→ Recorded information

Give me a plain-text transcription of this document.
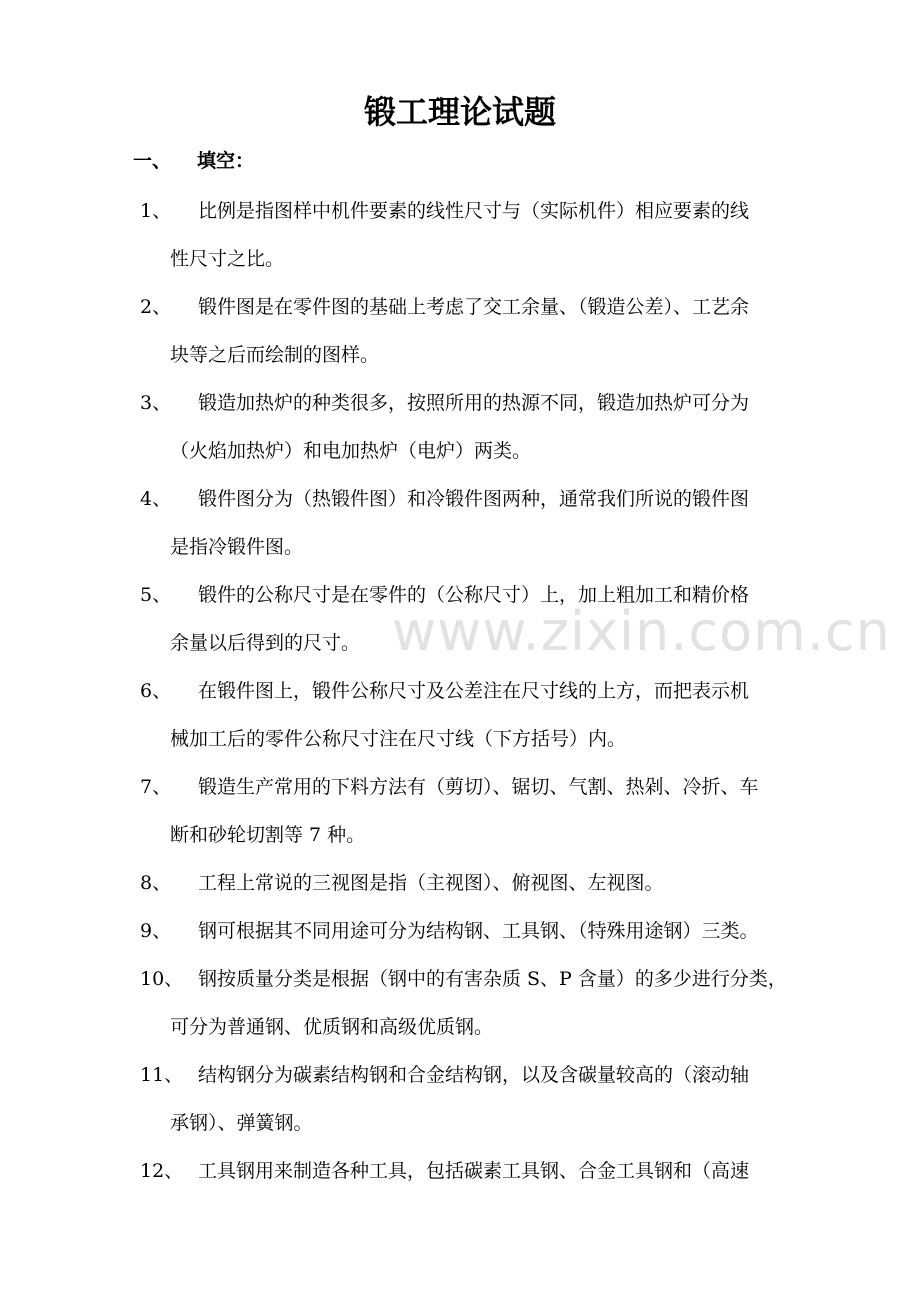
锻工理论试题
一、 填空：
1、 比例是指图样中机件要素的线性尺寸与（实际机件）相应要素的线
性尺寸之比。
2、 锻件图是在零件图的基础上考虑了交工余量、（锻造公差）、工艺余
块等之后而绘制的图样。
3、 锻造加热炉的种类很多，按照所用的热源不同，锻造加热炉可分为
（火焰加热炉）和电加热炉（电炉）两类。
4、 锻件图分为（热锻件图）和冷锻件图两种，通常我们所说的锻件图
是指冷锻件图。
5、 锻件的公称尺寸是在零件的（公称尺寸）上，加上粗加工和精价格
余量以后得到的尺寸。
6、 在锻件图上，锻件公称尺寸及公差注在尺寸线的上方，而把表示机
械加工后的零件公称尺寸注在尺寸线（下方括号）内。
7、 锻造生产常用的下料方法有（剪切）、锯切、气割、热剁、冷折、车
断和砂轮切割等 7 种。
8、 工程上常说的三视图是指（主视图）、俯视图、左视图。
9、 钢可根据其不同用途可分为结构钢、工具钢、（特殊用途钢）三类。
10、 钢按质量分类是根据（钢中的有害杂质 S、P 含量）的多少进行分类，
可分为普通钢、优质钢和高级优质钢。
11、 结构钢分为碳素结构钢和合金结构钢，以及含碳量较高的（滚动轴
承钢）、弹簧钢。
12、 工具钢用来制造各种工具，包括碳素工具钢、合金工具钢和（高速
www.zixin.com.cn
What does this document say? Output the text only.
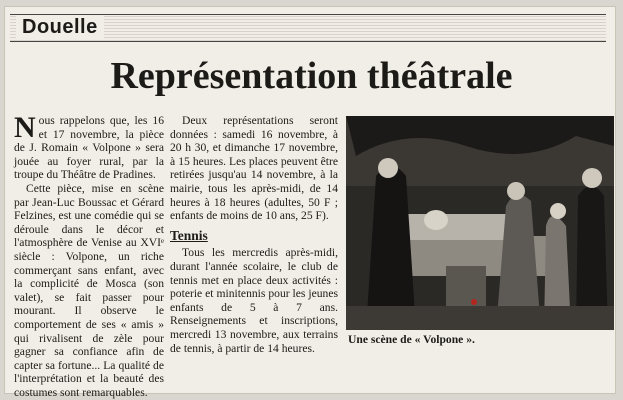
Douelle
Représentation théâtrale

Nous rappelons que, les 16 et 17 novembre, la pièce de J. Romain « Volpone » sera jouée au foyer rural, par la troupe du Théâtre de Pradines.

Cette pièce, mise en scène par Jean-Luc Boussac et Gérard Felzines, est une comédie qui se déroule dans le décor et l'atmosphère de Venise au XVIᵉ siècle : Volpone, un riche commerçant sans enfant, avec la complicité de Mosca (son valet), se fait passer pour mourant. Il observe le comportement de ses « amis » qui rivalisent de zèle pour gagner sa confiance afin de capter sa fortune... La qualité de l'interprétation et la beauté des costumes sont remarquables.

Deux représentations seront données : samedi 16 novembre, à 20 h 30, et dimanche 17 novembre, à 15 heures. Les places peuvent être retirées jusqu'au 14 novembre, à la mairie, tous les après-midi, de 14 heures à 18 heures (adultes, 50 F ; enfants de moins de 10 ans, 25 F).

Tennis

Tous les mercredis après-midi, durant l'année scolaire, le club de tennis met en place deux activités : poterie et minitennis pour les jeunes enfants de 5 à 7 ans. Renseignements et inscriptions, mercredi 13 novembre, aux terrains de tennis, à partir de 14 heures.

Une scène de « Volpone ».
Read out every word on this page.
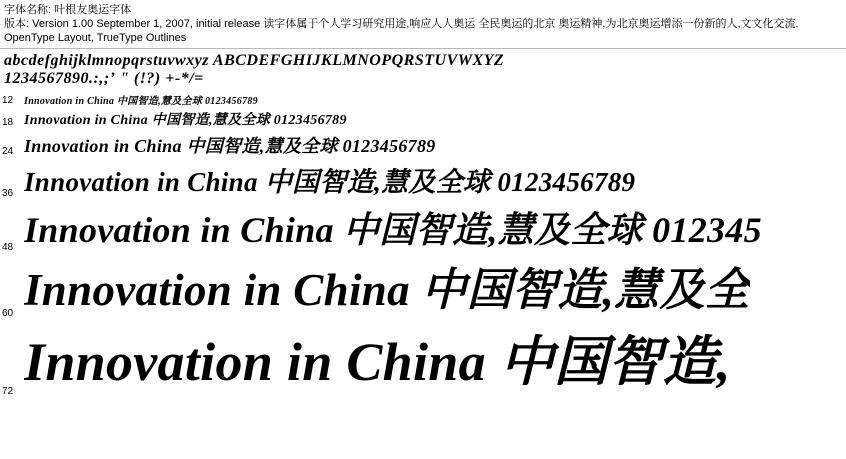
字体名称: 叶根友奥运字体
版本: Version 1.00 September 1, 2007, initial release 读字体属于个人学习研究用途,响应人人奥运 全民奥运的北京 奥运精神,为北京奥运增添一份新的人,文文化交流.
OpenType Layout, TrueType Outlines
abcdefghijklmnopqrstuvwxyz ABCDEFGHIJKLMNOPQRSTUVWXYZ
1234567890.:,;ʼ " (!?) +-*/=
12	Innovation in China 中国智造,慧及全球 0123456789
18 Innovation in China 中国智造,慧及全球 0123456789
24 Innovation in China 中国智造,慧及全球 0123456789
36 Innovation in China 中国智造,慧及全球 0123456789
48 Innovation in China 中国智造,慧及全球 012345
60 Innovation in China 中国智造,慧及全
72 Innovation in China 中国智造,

→ Aim of the task
Will you set down the records word for word while leaving out every picture?

→ Finished exercise
Give me a plain-text transcription of this document.
锻工理论试题
一、 填空：
1、 比例是指图样中机件要素的线性尺寸与（实际机件）相应要素的线
性尺寸之比。
2、 锻件图是在零件图的基础上考虑了交工余量、（锻造公差）、工艺余
块等之后而绘制的图样。
3、 锻造加热炉的种类很多，按照所用的热源不同，锻造加热炉可分为
（火焰加热炉）和电加热炉（电炉）两类。
4、 锻件图分为（热锻件图）和冷锻件图两种，通常我们所说的锻件图
是指冷锻件图。
5、 锻件的公称尺寸是在零件的（公称尺寸）上，加上粗加工和精价格
余量以后得到的尺寸。
6、 在锻件图上，锻件公称尺寸及公差注在尺寸线的上方，而把表示机
械加工后的零件公称尺寸注在尺寸线（下方括号）内。
7、 锻造生产常用的下料方法有（剪切）、锯切、气割、热剁、冷折、车
断和砂轮切割等 7 种。
8、 工程上常说的三视图是指（主视图）、俯视图、左视图。
9、 钢可根据其不同用途可分为结构钢、工具钢、（特殊用途钢）三类。
10、 钢按质量分类是根据（钢中的有害杂质 S、P 含量）的多少进行分类，
可分为普通钢、优质钢和高级优质钢。
11、 结构钢分为碳素结构钢和合金结构钢，以及含碳量较高的（滚动轴
承钢）、弹簧钢。
12、 工具钢用来制造各种工具，包括碳素工具钢、合金工具钢和（高速
www.zixin.com.cn
What does this document say? Output the text only.
Douelle
Représentation théâtrale

Nous rappelons que, les 16 et 17 novembre, la pièce de J. Romain « Volpone » sera jouée au foyer rural, par la troupe du Théâtre de Pradines.

Cette pièce, mise en scène par Jean-Luc Boussac et Gérard Felzines, est une comédie qui se déroule dans le décor et l'atmosphère de Venise au XVIᵉ siècle : Volpone, un riche commerçant sans enfant, avec la complicité de Mosca (son valet), se fait passer pour mourant. Il observe le comportement de ses « amis » qui rivalisent de zèle pour gagner sa confiance afin de capter sa fortune... La qualité de l'interprétation et la beauté des costumes sont remarquables.

Deux représentations seront données : samedi 16 novembre, à 20 h 30, et dimanche 17 novembre, à 15 heures. Les places peuvent être retirées jusqu'au 14 novembre, à la mairie, tous les après-midi, de 14 heures à 18 heures (adultes, 50 F ; enfants de moins de 10 ans, 25 F).

Tennis

Tous les mercredis après-midi, durant l'année scolaire, le club de tennis met en place deux activités : poterie et minitennis pour les jeunes enfants de 5 à 7 ans. Renseignements et inscriptions, mercredi 13 novembre, aux terrains de tennis, à partir de 14 heures.

Une scène de « Volpone ».
Read out every word on this page.
字体名称: 叶根友奥运字体
版本: Version 1.00 September 1, 2007, initial release 读字体属于个人学习研究用途,响应人人奥运 全民奥运的北京 奥运精神,为北京奥运增添一份新的人,文文化交流.
OpenType Layout, TrueType Outlines
abcdefghijklmnopqrstuvwxyz ABCDEFGHIJKLMNOPQRSTUVWXYZ
1234567890.:,;ʼ " (!?) +-*/=
12	Innovation in China 中国智造,慧及全球 0123456789
18 Innovation in China 中国智造,慧及全球 0123456789
24 Innovation in China 中国智造,慧及全球 0123456789
36 Innovation in China 中国智造,慧及全球 0123456789
48 Innovation in China 中国智造,慧及全球 012345
60 Innovation in China 中国智造,慧及全
72 Innovation in China 中国智造,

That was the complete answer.